● REQUIREMENTS
Reproduce the listing below word for word, with no pictures.

● AVAILABLE DATA
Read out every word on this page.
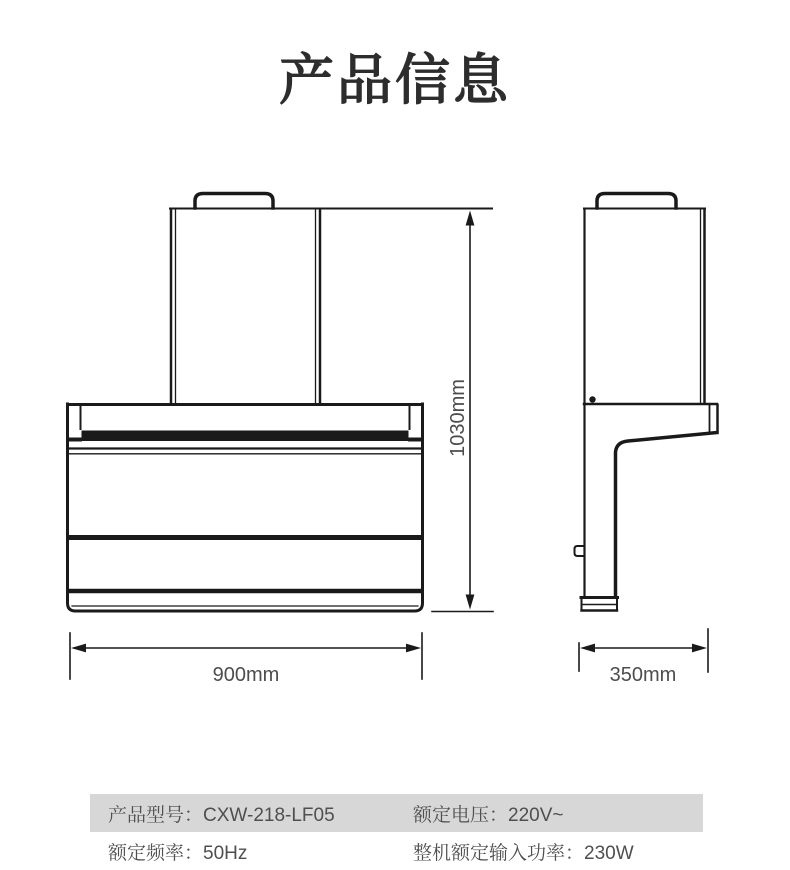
产品信息
900mm
1030mm
350mm
产品型号：CXW-218-LF05	额定电压：220V~
额定频率：50Hz	整机额定输入功率：230W
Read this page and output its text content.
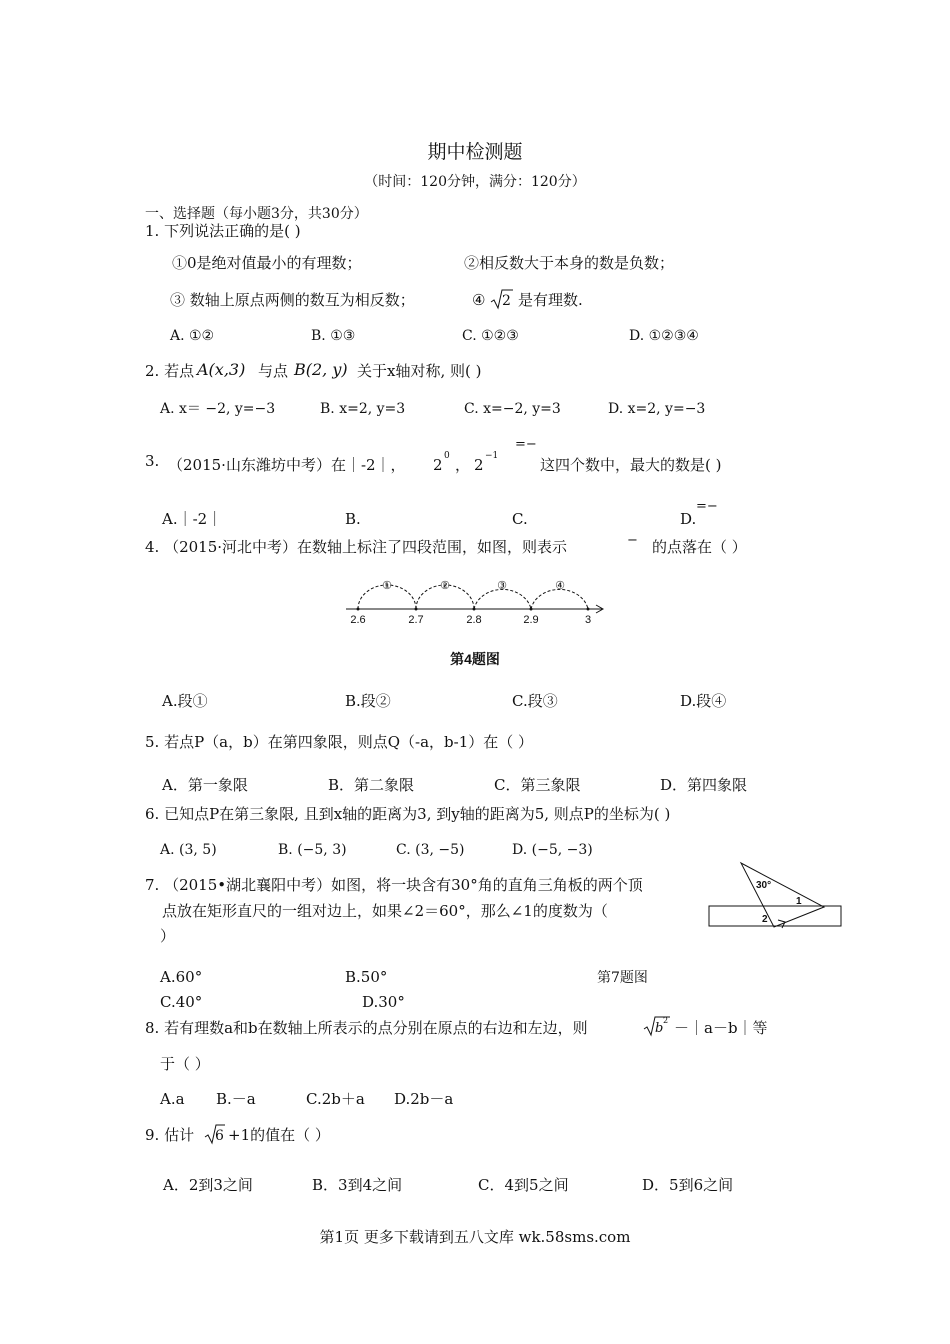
期中检测题
（时间：120分钟，满分：120分）
一、选择题（每小题3分，共30分）
1. 下列说法正确的是( )
①0是绝对值最小的有理数；	②相反数大于本身的数是负数；
③ 数轴上原点两侧的数互为相反数；	④ 2 是有理数.
A. ①②	B. ①③	C. ①②③	D. ①②③④
2. 若点 A(x,3) 与点 B(2, y) 关于x轴对称, 则( )
A. x＝ −2, y=−3	B. x=2, y=3	C. x=−2, y=3	D. x=2, y=−3
3. （2015·山东潍坊中考）在｜-2｜， 2 0 ， 2 −1
=−
这四个数中，最大的数是( )
A.｜-2｜	B.	C.	D.
=−
4. （2015·河北中考）在数轴上标注了四段范围，如图，则表示	− 的点落在（ ）
①	②	③	④
2.6	2.7	2.8	2.9	3
第4题图
A.段①	B.段②	C.段③	D.段④
5. 若点P（a，b）在第四象限，则点Q（-a，b-1）在（ ）
A．第一象限	B．第二象限	C．第三象限	D．第四象限
6. 已知点P在第三象限, 且到x轴的距离为3, 到y轴的距离为5, 则点P的坐标为( )
A. (3, 5)	B. (−5, 3)	C. (3, −5)	D. (−5, −3)
7. （2015•湖北襄阳中考）如图，将一块含有30°角的直角三角板的两个顶
点放在矩形直尺的一组对边上，如果∠2＝60°，那么∠1的度数为（
）
30°
1
2
A.60°	B.50°	第7题图
C.40°	D.30°
8. 若有理数a和b在数轴上所表示的点分别在原点的右边和左边，则	b
2 －｜a－b｜等
于（ ）
A.a B.－a	C.2b＋a D.2b－a
9. 估计 6 +1的值在（ ）
A．2到3之间	B．3到4之间	C．4到5之间	D．5到6之间
第1页 更多下载请到五八文库 wk.58sms.com
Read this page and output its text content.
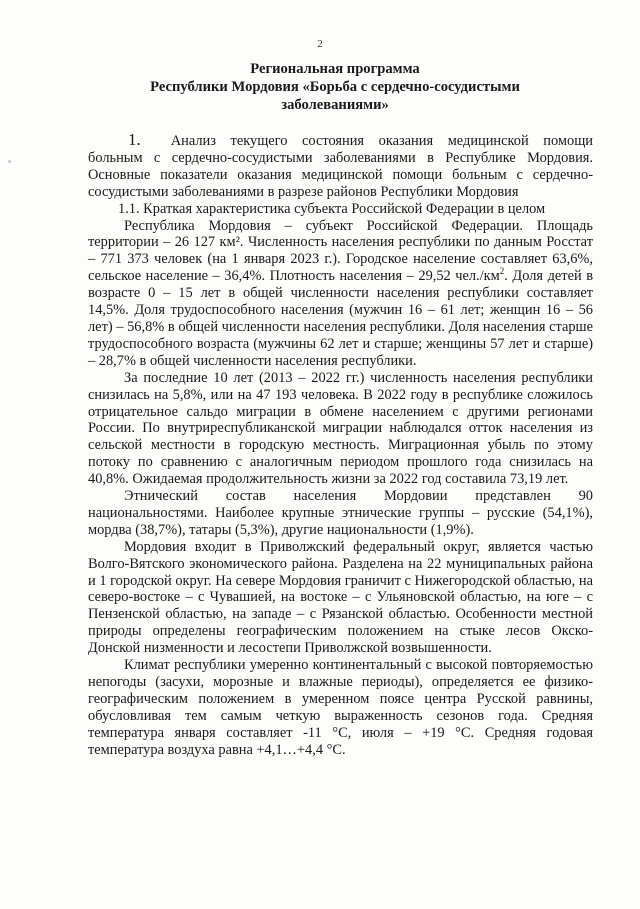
2
Региональная программа
Республики Мордовия «Борьба с сердечно-сосудистыми
заболеваниями»

1. Анализ текущего состояния оказания медицинской помощи больным с сердечно-сосудистыми заболеваниями в Республике Мордовия. Основные показатели оказания медицинской помощи больным с сердечно-сосудистыми заболеваниями в разрезе районов Республики Мордовия

1.1. Краткая характеристика субъекта Российской Федерации в целом

Республика Мордовия – субъект Российской Федерации. Площадь территории – 26 127 км². Численность населения республики по данным Росстат – 771 373 человек (на 1 января 2023 г.). Городское население составляет 63,6%, сельское население – 36,4%. Плотность населения – 29,52 $чел./км^2$. Доля детей в возрасте 0 – 15 лет в общей численности населения республики составляет 14,5%. Доля трудоспособного населения (мужчин 16 – 61 лет; женщин 16 – 56 лет) – 56,8% в общей численности населения республики. Доля населения старше трудоспособного возраста (мужчины 62 лет и старше; женщины 57 лет и старше) – 28,7% в общей численности населения республики.

За последние 10 лет (2013 – 2022 гг.) численность населения республики снизилась на 5,8%, или на 47 193 человека. В 2022 году в республике сложилось отрицательное сальдо миграции в обмене населением с другими регионами России. По внутриреспубликанской миграции наблюдался отток населения из сельской местности в городскую местность. Миграционная убыль по этому потоку по сравнению с аналогичным периодом прошлого года снизилась на 40,8%. Ожидаемая продолжительность жизни за 2022 год составила 73,19 лет.

Этнический состав населения Мордовии представлен 90 национальностями. Наиболее крупные этнические группы – русские (54,1%), мордва (38,7%), татары (5,3%), другие национальности (1,9%).

Мордовия входит в Приволжский федеральный округ, является частью Волго-Вятского экономического района. Разделена на 22 муниципальных района и 1 городской округ. На севере Мордовия граничит с Нижегородской областью, на северо-востоке – с Чувашией, на востоке – с Ульяновской областью, на юге – с Пензенской областью, на западе – с Рязанской областью. Особенности местной природы определены географическим положением на стыке лесов Окско-Донской низменности и лесостепи Приволжской возвышенности.

Климат республики умеренно континентальный с высокой повторяемостью непогоды (засухи, морозные и влажные периоды), определяется ее физико-географическим положением в умеренном поясе центра Русской равнины, обусловливая тем самым четкую выраженность сезонов года. Средняя температура января составляет -11 °С, июля – +19 °С. Средняя годовая температура воздуха равна +4,1…+4,4 °С.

● FINAL RESULT
Read out every word on this page.
产品信息
900mm
1030mm
350mm
产品型号：CXW-218-LF05	额定电压：220V~
额定频率：50Hz	整机额定输入功率：230W
Read this page and output its text content.
期中检测题
（时间：120分钟，满分：120分）
一、选择题（每小题3分，共30分）
1. 下列说法正确的是( )
①0是绝对值最小的有理数；	②相反数大于本身的数是负数；
③ 数轴上原点两侧的数互为相反数；	④ 2 是有理数.
A. ①②	B. ①③	C. ①②③	D. ①②③④
2. 若点 A(x,3) 与点 B(2, y) 关于x轴对称, 则( )
A. x＝ −2, y=−3	B. x=2, y=3	C. x=−2, y=3	D. x=2, y=−3
3. （2015·山东潍坊中考）在｜-2｜， 2 0 ， 2 −1
=−
这四个数中，最大的数是( )
A.｜-2｜	B.	C.	D.
=−
4. （2015·河北中考）在数轴上标注了四段范围，如图，则表示	− 的点落在（ ）
①	②	③	④
2.6	2.7	2.8	2.9	3
第4题图
A.段①	B.段②	C.段③	D.段④
5. 若点P（a，b）在第四象限，则点Q（-a，b-1）在（ ）
A．第一象限	B．第二象限	C．第三象限	D．第四象限
6. 已知点P在第三象限, 且到x轴的距离为3, 到y轴的距离为5, 则点P的坐标为( )
A. (3, 5)	B. (−5, 3)	C. (3, −5)	D. (−5, −3)
7. （2015•湖北襄阳中考）如图，将一块含有30°角的直角三角板的两个顶
点放在矩形直尺的一组对边上，如果∠2＝60°，那么∠1的度数为（
）
30°
1
2
A.60°	B.50°	第7题图
C.40°	D.30°
8. 若有理数a和b在数轴上所表示的点分别在原点的右边和左边，则	b
2 －｜a－b｜等
于（ ）
A.a B.－a	C.2b＋a D.2b－a
9. 估计 6 +1的值在（ ）
A．2到3之间	B．3到4之间	C．4到5之间	D．5到6之间
第1页 更多下载请到五八文库 wk.58sms.com
Read this page and output its text content.
2
Региональная программа
Республики Мордовия «Борьба с сердечно-сосудистыми
заболеваниями»

1. Анализ текущего состояния оказания медицинской помощи больным с сердечно-сосудистыми заболеваниями в Республике Мордовия. Основные показатели оказания медицинской помощи больным с сердечно-сосудистыми заболеваниями в разрезе районов Республики Мордовия

1.1. Краткая характеристика субъекта Российской Федерации в целом

Республика Мордовия – субъект Российской Федерации. Площадь территории – 26 127 км². Численность населения республики по данным Росстат – 771 373 человек (на 1 января 2023 г.). Городское население составляет 63,6%, сельское население – 36,4%. Плотность населения – 29,52 $чел./км^2$. Доля детей в возрасте 0 – 15 лет в общей численности населения республики составляет 14,5%. Доля трудоспособного населения (мужчин 16 – 61 лет; женщин 16 – 56 лет) – 56,8% в общей численности населения республики. Доля населения старше трудоспособного возраста (мужчины 62 лет и старше; женщины 57 лет и старше) – 28,7% в общей численности населения республики.

За последние 10 лет (2013 – 2022 гг.) численность населения республики снизилась на 5,8%, или на 47 193 человека. В 2022 году в республике сложилось отрицательное сальдо миграции в обмене населением с другими регионами России. По внутриреспубликанской миграции наблюдался отток населения из сельской местности в городскую местность. Миграционная убыль по этому потоку по сравнению с аналогичным периодом прошлого года снизилась на 40,8%. Ожидаемая продолжительность жизни за 2022 год составила 73,19 лет.

Этнический состав населения Мордовии представлен 90 национальностями. Наиболее крупные этнические группы – русские (54,1%), мордва (38,7%), татары (5,3%), другие национальности (1,9%).

Мордовия входит в Приволжский федеральный округ, является частью Волго-Вятского экономического района. Разделена на 22 муниципальных района и 1 городской округ. На севере Мордовия граничит с Нижегородской областью, на северо-востоке – с Чувашией, на востоке – с Ульяновской областью, на юге – с Пензенской областью, на западе – с Рязанской областью. Особенности местной природы определены географическим положением на стыке лесов Окско-Донской низменности и лесостепи Приволжской возвышенности.

Климат республики умеренно континентальный с высокой повторяемостью непогоды (засухи, морозные и влажные периоды), определяется ее физико-географическим положением в умеренном поясе центра Русской равнины, обусловливая тем самым четкую выраженность сезонов года. Средняя температура января составляет -11 °С, июля – +19 °С. Средняя годовая температура воздуха равна +4,1…+4,4 °С.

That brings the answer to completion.